Work to be completed
Copy out all the records, word for word.

Dataset extract

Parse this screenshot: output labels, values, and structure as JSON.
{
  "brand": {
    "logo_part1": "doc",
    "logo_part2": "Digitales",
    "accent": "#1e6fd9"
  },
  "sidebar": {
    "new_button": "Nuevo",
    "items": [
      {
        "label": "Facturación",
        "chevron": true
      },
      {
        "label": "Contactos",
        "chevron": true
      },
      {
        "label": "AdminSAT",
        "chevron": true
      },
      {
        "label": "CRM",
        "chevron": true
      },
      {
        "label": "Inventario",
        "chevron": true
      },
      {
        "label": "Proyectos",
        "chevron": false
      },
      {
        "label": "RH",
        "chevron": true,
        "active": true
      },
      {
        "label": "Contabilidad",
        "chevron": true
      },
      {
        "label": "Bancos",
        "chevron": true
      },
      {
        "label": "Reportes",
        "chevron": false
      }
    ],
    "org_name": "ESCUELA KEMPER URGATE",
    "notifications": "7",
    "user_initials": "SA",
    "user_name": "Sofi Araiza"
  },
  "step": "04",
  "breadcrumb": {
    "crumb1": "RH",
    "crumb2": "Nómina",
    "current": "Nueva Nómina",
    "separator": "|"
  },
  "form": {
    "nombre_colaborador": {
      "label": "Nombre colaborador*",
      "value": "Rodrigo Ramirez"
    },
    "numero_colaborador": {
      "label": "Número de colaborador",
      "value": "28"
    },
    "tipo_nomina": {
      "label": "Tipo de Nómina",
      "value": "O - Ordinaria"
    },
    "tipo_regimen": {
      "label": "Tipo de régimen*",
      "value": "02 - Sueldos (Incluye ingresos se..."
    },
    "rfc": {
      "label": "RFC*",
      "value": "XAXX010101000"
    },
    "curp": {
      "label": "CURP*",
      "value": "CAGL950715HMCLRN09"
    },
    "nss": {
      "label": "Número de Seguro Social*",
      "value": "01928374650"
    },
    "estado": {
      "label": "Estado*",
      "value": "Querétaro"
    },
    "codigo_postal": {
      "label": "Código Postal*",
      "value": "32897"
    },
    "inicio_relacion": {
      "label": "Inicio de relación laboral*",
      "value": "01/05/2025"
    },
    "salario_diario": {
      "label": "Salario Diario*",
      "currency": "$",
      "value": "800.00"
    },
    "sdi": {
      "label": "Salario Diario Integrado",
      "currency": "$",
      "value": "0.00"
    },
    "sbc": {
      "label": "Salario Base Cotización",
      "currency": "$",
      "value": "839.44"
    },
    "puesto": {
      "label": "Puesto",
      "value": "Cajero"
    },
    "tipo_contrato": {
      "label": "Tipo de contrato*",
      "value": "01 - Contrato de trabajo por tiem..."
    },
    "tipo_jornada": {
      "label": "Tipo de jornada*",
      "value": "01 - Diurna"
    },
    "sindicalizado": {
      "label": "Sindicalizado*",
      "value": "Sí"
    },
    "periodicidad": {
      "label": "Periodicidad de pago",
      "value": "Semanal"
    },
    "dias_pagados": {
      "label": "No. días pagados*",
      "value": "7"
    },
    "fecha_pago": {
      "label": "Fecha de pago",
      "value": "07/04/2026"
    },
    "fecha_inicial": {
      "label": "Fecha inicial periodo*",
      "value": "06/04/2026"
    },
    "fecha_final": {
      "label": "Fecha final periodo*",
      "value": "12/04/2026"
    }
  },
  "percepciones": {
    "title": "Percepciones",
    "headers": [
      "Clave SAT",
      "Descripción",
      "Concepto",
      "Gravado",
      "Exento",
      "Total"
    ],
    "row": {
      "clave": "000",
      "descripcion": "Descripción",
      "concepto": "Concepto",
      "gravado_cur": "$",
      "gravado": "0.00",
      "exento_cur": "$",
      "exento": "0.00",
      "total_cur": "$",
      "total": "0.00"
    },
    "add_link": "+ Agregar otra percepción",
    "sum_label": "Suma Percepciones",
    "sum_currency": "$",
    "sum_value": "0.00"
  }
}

Exercise result
Parse this screenshot: output labels, values, and structure as JSON.
{
  "brand": {
    "logo_part1": "doc",
    "logo_part2": "Digitales",
    "accent": "#1e6fd9"
  },
  "sidebar": {
    "new_button": "Nuevo",
    "items": [
      {
        "label": "Facturación",
        "chevron": true
      },
      {
        "label": "Contactos",
        "chevron": true
      },
      {
        "label": "AdminSAT",
        "chevron": true
      },
      {
        "label": "CRM",
        "chevron": true
      },
      {
        "label": "Inventario",
        "chevron": true
      },
      {
        "label": "Proyectos",
        "chevron": false
      },
      {
        "label": "RH",
        "chevron": true,
        "active": true
      },
      {
        "label": "Contabilidad",
        "chevron": true
      },
      {
        "label": "Bancos",
        "chevron": true
      },
      {
        "label": "Reportes",
        "chevron": false
      }
    ],
    "org_name": "ESCUELA KEMPER URGATE",
    "notifications": "7",
    "user_initials": "SA",
    "user_name": "Sofi Araiza"
  },
  "step": "04",
  "breadcrumb": {
    "crumb1": "RH",
    "crumb2": "Nómina",
    "current": "Nueva Nómina",
    "separator": "|"
  },
  "form": {
    "nombre_colaborador": {
      "label": "Nombre colaborador*",
      "value": "Rodrigo Ramirez"
    },
    "numero_colaborador": {
      "label": "Número de colaborador",
      "value": "28"
    },
    "tipo_nomina": {
      "label": "Tipo de Nómina",
      "value": "O - Ordinaria"
    },
    "tipo_regimen": {
      "label": "Tipo de régimen*",
      "value": "02 - Sueldos (Incluye ingresos se..."
    },
    "rfc": {
      "label": "RFC*",
      "value": "XAXX010101000"
    },
    "curp": {
      "label": "CURP*",
      "value": "CAGL950715HMCLRN09"
    },
    "nss": {
      "label": "Número de Seguro Social*",
      "value": "01928374650"
    },
    "estado": {
      "label": "Estado*",
      "value": "Querétaro"
    },
    "codigo_postal": {
      "label": "Código Postal*",
      "value": "32897"
    },
    "inicio_relacion": {
      "label": "Inicio de relación laboral*",
      "value": "01/05/2025"
    },
    "salario_diario": {
      "label": "Salario Diario*",
      "currency": "$",
      "value": "800.00"
    },
    "sdi": {
      "label": "Salario Diario Integrado",
      "currency": "$",
      "value": "0.00"
    },
    "sbc": {
      "label": "Salario Base Cotización",
      "currency": "$",
      "value": "839.44"
    },
    "puesto": {
      "label": "Puesto",
      "value": "Cajero"
    },
    "tipo_contrato": {
      "label": "Tipo de contrato*",
      "value": "01 - Contrato de trabajo por tiem..."
    },
    "tipo_jornada": {
      "label": "Tipo de jornada*",
      "value": "01 - Diurna"
    },
    "sindicalizado": {
      "label": "Sindicalizado*",
      "value": "Sí"
    },
    "periodicidad": {
      "label": "Periodicidad de pago",
      "value": "Semanal"
    },
    "dias_pagados": {
      "label": "No. días pagados*",
      "value": "7"
    },
    "fecha_pago": {
      "label": "Fecha de pago",
      "value": "07/04/2026"
    },
    "fecha_inicial": {
      "label": "Fecha inicial periodo*",
      "value": "06/04/2026"
    },
    "fecha_final": {
      "label": "Fecha final periodo*",
      "value": "12/04/2026"
    }
  },
  "percepciones": {
    "title": "Percepciones",
    "headers": [
      "Clave SAT",
      "Descripción",
      "Concepto",
      "Gravado",
      "Exento",
      "Total"
    ],
    "row": {
      "clave": "000",
      "descripcion": "Descripción",
      "concepto": "Concepto",
      "gravado_cur": "$",
      "gravado": "0.00",
      "exento_cur": "$",
      "exento": "0.00",
      "total_cur": "$",
      "total": "0.00"
    },
    "add_link": "+ Agregar otra percepción",
    "sum_label": "Suma Percepciones",
    "sum_currency": "$",
    "sum_value": "0.00"
  }
}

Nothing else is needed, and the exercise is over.